TO DO >> Return the full listing exactly as it is written.

------------------------------------

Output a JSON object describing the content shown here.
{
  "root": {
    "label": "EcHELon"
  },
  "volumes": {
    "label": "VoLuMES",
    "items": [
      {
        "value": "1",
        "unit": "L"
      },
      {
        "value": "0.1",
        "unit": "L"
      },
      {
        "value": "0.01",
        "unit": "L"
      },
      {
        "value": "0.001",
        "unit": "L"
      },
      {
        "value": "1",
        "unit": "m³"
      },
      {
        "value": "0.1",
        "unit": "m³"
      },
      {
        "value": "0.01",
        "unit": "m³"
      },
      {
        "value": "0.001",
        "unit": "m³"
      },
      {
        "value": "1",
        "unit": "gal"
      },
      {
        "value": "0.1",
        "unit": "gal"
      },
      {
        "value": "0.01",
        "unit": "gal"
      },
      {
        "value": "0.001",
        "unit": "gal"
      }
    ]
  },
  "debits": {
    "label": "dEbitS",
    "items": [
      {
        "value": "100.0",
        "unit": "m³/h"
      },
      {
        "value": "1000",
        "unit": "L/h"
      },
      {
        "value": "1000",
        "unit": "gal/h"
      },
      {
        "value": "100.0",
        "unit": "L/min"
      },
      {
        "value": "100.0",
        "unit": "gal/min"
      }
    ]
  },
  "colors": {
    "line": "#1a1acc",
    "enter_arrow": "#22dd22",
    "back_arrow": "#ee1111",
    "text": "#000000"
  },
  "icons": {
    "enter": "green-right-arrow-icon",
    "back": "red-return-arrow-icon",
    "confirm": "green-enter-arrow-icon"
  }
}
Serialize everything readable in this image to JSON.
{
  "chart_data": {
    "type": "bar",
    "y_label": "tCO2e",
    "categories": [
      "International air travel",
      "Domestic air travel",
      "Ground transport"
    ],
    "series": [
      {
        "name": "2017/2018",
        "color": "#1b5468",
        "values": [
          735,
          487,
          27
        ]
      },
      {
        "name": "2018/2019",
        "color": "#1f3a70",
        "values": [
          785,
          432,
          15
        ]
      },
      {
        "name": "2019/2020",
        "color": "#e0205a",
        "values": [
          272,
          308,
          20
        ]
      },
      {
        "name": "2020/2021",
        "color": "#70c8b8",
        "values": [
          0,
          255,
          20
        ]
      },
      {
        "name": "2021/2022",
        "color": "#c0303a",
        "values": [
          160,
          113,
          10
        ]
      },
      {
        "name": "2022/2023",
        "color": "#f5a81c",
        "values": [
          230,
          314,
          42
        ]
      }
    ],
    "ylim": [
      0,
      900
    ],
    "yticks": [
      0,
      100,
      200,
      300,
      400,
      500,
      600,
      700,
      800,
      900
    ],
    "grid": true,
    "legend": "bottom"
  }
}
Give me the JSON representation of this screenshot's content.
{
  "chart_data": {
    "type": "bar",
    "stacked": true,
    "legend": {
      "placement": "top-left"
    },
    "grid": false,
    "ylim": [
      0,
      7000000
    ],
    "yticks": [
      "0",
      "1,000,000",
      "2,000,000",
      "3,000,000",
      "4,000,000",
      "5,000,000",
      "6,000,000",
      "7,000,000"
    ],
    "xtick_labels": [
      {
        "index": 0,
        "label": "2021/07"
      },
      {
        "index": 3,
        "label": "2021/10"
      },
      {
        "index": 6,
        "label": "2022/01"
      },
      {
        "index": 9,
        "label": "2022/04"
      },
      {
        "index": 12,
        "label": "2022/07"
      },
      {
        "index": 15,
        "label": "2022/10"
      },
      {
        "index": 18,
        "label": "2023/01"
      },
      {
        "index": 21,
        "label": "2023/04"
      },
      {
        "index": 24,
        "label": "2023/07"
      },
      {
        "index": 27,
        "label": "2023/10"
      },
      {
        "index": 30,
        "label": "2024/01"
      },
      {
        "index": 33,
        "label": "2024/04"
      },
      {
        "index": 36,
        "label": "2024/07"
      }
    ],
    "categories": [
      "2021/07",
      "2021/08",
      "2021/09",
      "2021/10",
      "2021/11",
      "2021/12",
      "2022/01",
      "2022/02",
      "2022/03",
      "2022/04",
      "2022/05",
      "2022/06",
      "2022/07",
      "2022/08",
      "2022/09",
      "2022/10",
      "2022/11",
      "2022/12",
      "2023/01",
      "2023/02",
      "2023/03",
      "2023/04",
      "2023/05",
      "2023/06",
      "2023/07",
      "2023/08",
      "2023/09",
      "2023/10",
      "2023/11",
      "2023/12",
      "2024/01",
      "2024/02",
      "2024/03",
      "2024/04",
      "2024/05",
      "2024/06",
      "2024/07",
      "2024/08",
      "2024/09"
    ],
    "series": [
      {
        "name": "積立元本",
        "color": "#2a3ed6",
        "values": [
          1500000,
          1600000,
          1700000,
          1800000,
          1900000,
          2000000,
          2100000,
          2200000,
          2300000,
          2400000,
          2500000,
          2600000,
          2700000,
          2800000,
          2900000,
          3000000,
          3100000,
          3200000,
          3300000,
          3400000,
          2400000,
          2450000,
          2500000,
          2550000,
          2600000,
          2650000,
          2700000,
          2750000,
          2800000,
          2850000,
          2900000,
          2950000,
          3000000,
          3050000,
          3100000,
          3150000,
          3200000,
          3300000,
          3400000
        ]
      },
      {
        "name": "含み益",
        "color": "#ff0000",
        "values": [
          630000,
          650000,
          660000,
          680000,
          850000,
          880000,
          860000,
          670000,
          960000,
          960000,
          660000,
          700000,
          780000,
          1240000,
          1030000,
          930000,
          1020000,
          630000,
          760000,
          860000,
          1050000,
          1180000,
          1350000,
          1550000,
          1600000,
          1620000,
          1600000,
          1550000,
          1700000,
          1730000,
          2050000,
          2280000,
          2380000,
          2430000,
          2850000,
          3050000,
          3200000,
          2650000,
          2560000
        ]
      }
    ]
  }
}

------------------------------------

SOLUTION FOR THIS TASK >>
Output a JSON object describing the content shown here.
{
  "root": {
    "label": "EcHELon"
  },
  "volumes": {
    "label": "VoLuMES",
    "items": [
      {
        "value": "1",
        "unit": "L"
      },
      {
        "value": "0.1",
        "unit": "L"
      },
      {
        "value": "0.01",
        "unit": "L"
      },
      {
        "value": "0.001",
        "unit": "L"
      },
      {
        "value": "1",
        "unit": "m³"
      },
      {
        "value": "0.1",
        "unit": "m³"
      },
      {
        "value": "0.01",
        "unit": "m³"
      },
      {
        "value": "0.001",
        "unit": "m³"
      },
      {
        "value": "1",
        "unit": "gal"
      },
      {
        "value": "0.1",
        "unit": "gal"
      },
      {
        "value": "0.01",
        "unit": "gal"
      },
      {
        "value": "0.001",
        "unit": "gal"
      }
    ]
  },
  "debits": {
    "label": "dEbitS",
    "items": [
      {
        "value": "100.0",
        "unit": "m³/h"
      },
      {
        "value": "1000",
        "unit": "L/h"
      },
      {
        "value": "1000",
        "unit": "gal/h"
      },
      {
        "value": "100.0",
        "unit": "L/min"
      },
      {
        "value": "100.0",
        "unit": "gal/min"
      }
    ]
  },
  "colors": {
    "line": "#1a1acc",
    "enter_arrow": "#22dd22",
    "back_arrow": "#ee1111",
    "text": "#000000"
  },
  "icons": {
    "enter": "green-right-arrow-icon",
    "back": "red-return-arrow-icon",
    "confirm": "green-enter-arrow-icon"
  }
}
Serialize everything readable in this image to JSON.
{
  "chart_data": {
    "type": "bar",
    "y_label": "tCO2e",
    "categories": [
      "International air travel",
      "Domestic air travel",
      "Ground transport"
    ],
    "series": [
      {
        "name": "2017/2018",
        "color": "#1b5468",
        "values": [
          735,
          487,
          27
        ]
      },
      {
        "name": "2018/2019",
        "color": "#1f3a70",
        "values": [
          785,
          432,
          15
        ]
      },
      {
        "name": "2019/2020",
        "color": "#e0205a",
        "values": [
          272,
          308,
          20
        ]
      },
      {
        "name": "2020/2021",
        "color": "#70c8b8",
        "values": [
          0,
          255,
          20
        ]
      },
      {
        "name": "2021/2022",
        "color": "#c0303a",
        "values": [
          160,
          113,
          10
        ]
      },
      {
        "name": "2022/2023",
        "color": "#f5a81c",
        "values": [
          230,
          314,
          42
        ]
      }
    ],
    "ylim": [
      0,
      900
    ],
    "yticks": [
      0,
      100,
      200,
      300,
      400,
      500,
      600,
      700,
      800,
      900
    ],
    "grid": true,
    "legend": "bottom"
  }
}
Give me the JSON representation of this screenshot's content.
{
  "chart_data": {
    "type": "bar",
    "stacked": true,
    "legend": {
      "placement": "top-left"
    },
    "grid": false,
    "ylim": [
      0,
      7000000
    ],
    "yticks": [
      "0",
      "1,000,000",
      "2,000,000",
      "3,000,000",
      "4,000,000",
      "5,000,000",
      "6,000,000",
      "7,000,000"
    ],
    "xtick_labels": [
      {
        "index": 0,
        "label": "2021/07"
      },
      {
        "index": 3,
        "label": "2021/10"
      },
      {
        "index": 6,
        "label": "2022/01"
      },
      {
        "index": 9,
        "label": "2022/04"
      },
      {
        "index": 12,
        "label": "2022/07"
      },
      {
        "index": 15,
        "label": "2022/10"
      },
      {
        "index": 18,
        "label": "2023/01"
      },
      {
        "index": 21,
        "label": "2023/04"
      },
      {
        "index": 24,
        "label": "2023/07"
      },
      {
        "index": 27,
        "label": "2023/10"
      },
      {
        "index": 30,
        "label": "2024/01"
      },
      {
        "index": 33,
        "label": "2024/04"
      },
      {
        "index": 36,
        "label": "2024/07"
      }
    ],
    "categories": [
      "2021/07",
      "2021/08",
      "2021/09",
      "2021/10",
      "2021/11",
      "2021/12",
      "2022/01",
      "2022/02",
      "2022/03",
      "2022/04",
      "2022/05",
      "2022/06",
      "2022/07",
      "2022/08",
      "2022/09",
      "2022/10",
      "2022/11",
      "2022/12",
      "2023/01",
      "2023/02",
      "2023/03",
      "2023/04",
      "2023/05",
      "2023/06",
      "2023/07",
      "2023/08",
      "2023/09",
      "2023/10",
      "2023/11",
      "2023/12",
      "2024/01",
      "2024/02",
      "2024/03",
      "2024/04",
      "2024/05",
      "2024/06",
      "2024/07",
      "2024/08",
      "2024/09"
    ],
    "series": [
      {
        "name": "積立元本",
        "color": "#2a3ed6",
        "values": [
          1500000,
          1600000,
          1700000,
          1800000,
          1900000,
          2000000,
          2100000,
          2200000,
          2300000,
          2400000,
          2500000,
          2600000,
          2700000,
          2800000,
          2900000,
          3000000,
          3100000,
          3200000,
          3300000,
          3400000,
          2400000,
          2450000,
          2500000,
          2550000,
          2600000,
          2650000,
          2700000,
          2750000,
          2800000,
          2850000,
          2900000,
          2950000,
          3000000,
          3050000,
          3100000,
          3150000,
          3200000,
          3300000,
          3400000
        ]
      },
      {
        "name": "含み益",
        "color": "#ff0000",
        "values": [
          630000,
          650000,
          660000,
          680000,
          850000,
          880000,
          860000,
          670000,
          960000,
          960000,
          660000,
          700000,
          780000,
          1240000,
          1030000,
          930000,
          1020000,
          630000,
          760000,
          860000,
          1050000,
          1180000,
          1350000,
          1550000,
          1600000,
          1620000,
          1600000,
          1550000,
          1700000,
          1730000,
          2050000,
          2280000,
          2380000,
          2430000,
          2850000,
          3050000,
          3200000,
          2650000,
          2560000
        ]
      }
    ]
  }
}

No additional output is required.